Input.

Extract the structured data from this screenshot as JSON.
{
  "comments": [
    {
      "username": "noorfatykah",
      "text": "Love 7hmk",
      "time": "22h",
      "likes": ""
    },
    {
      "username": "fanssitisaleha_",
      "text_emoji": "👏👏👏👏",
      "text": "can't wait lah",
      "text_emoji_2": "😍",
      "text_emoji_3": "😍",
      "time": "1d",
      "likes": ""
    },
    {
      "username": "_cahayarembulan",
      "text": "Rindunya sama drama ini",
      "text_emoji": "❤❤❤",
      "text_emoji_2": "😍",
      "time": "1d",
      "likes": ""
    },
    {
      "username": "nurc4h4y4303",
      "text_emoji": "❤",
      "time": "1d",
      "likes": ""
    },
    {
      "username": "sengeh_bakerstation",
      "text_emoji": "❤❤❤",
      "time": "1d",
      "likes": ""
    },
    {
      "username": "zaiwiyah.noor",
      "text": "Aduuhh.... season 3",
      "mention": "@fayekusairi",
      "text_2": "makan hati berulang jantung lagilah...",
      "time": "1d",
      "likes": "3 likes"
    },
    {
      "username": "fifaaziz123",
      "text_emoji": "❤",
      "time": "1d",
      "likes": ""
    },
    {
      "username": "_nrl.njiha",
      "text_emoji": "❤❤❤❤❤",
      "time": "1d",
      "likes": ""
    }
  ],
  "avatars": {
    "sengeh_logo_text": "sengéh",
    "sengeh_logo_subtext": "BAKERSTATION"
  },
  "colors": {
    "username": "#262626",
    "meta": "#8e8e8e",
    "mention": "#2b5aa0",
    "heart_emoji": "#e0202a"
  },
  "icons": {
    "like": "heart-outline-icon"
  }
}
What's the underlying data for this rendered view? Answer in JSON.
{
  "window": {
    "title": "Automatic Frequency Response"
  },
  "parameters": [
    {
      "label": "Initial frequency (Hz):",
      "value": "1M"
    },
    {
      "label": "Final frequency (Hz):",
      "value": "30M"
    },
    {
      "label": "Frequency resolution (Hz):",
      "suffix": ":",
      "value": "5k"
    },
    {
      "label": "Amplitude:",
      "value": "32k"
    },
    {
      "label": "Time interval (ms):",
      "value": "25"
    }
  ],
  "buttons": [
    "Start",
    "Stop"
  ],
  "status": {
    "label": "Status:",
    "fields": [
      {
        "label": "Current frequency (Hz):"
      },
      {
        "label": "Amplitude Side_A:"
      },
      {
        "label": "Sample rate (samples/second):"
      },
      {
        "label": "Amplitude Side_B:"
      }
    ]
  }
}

Directive. Repeat the preceding lines exactly, please, every one of them.

Task result.
Extract the structured data from this screenshot as JSON.
{
  "comments": [
    {
      "username": "noorfatykah",
      "text": "Love 7hmk",
      "time": "22h",
      "likes": ""
    },
    {
      "username": "fanssitisaleha_",
      "text_emoji": "👏👏👏👏",
      "text": "can't wait lah",
      "text_emoji_2": "😍",
      "text_emoji_3": "😍",
      "time": "1d",
      "likes": ""
    },
    {
      "username": "_cahayarembulan",
      "text": "Rindunya sama drama ini",
      "text_emoji": "❤❤❤",
      "text_emoji_2": "😍",
      "time": "1d",
      "likes": ""
    },
    {
      "username": "nurc4h4y4303",
      "text_emoji": "❤",
      "time": "1d",
      "likes": ""
    },
    {
      "username": "sengeh_bakerstation",
      "text_emoji": "❤❤❤",
      "time": "1d",
      "likes": ""
    },
    {
      "username": "zaiwiyah.noor",
      "text": "Aduuhh.... season 3",
      "mention": "@fayekusairi",
      "text_2": "makan hati berulang jantung lagilah...",
      "time": "1d",
      "likes": "3 likes"
    },
    {
      "username": "fifaaziz123",
      "text_emoji": "❤",
      "time": "1d",
      "likes": ""
    },
    {
      "username": "_nrl.njiha",
      "text_emoji": "❤❤❤❤❤",
      "time": "1d",
      "likes": ""
    }
  ],
  "avatars": {
    "sengeh_logo_text": "sengéh",
    "sengeh_logo_subtext": "BAKERSTATION"
  },
  "colors": {
    "username": "#262626",
    "meta": "#8e8e8e",
    "mention": "#2b5aa0",
    "heart_emoji": "#e0202a"
  },
  "icons": {
    "like": "heart-outline-icon"
  }
}
What's the underlying data for this rendered view? Answer in JSON.
{
  "window": {
    "title": "Automatic Frequency Response"
  },
  "parameters": [
    {
      "label": "Initial frequency (Hz):",
      "value": "1M"
    },
    {
      "label": "Final frequency (Hz):",
      "value": "30M"
    },
    {
      "label": "Frequency resolution (Hz):",
      "suffix": ":",
      "value": "5k"
    },
    {
      "label": "Amplitude:",
      "value": "32k"
    },
    {
      "label": "Time interval (ms):",
      "value": "25"
    }
  ],
  "buttons": [
    "Start",
    "Stop"
  ],
  "status": {
    "label": "Status:",
    "fields": [
      {
        "label": "Current frequency (Hz):"
      },
      {
        "label": "Amplitude Side_A:"
      },
      {
        "label": "Sample rate (samples/second):"
      },
      {
        "label": "Amplitude Side_B:"
      }
    ]
  }
}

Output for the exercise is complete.